── Data supplied

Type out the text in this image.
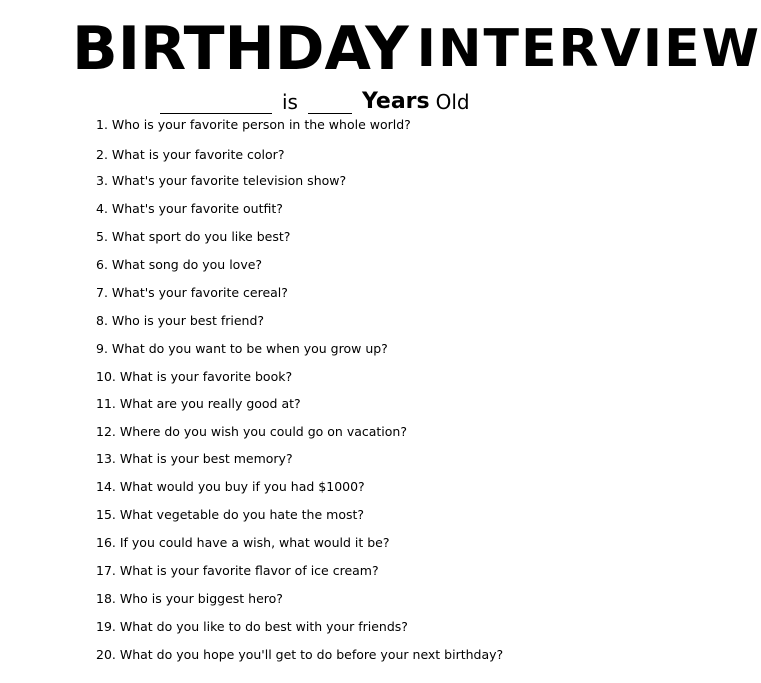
BIRTHDAY INTERVIEW
is	Years Old
1. Who is your favorite person in the whole world?
2. What is your favorite color?
3. What's your favorite television show?
4. What's your favorite outfit?
5. What sport do you like best?
6. What song do you love?
7. What's your favorite cereal?
8. Who is your best friend?
9. What do you want to be when you grow up?
10. What is your favorite book?
11. What are you really good at?
12. Where do you wish you could go on vacation?
13. What is your best memory?
14. What would you buy if you had $1000?
15. What vegetable do you hate the most?
16. If you could have a wish, what would it be?
17. What is your favorite flavor of ice cream?
18. Who is your biggest hero?
19. What do you like to do best with your friends?
20. What do you hope you'll get to do before your next birthday?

────

> Problem
Restate the whole of the material word for word without the pictures.

> Problem solution
Type out the text in this image.
BIRTHDAY INTERVIEW
is	Years Old
1. Who is your favorite person in the whole world?
2. What is your favorite color?
3. What's your favorite television show?
4. What's your favorite outfit?
5. What sport do you like best?
6. What song do you love?
7. What's your favorite cereal?
8. Who is your best friend?
9. What do you want to be when you grow up?
10. What is your favorite book?
11. What are you really good at?
12. Where do you wish you could go on vacation?
13. What is your best memory?
14. What would you buy if you had $1000?
15. What vegetable do you hate the most?
16. If you could have a wish, what would it be?
17. What is your favorite flavor of ice cream?
18. Who is your biggest hero?
19. What do you like to do best with your friends?
20. What do you hope you'll get to do before your next birthday?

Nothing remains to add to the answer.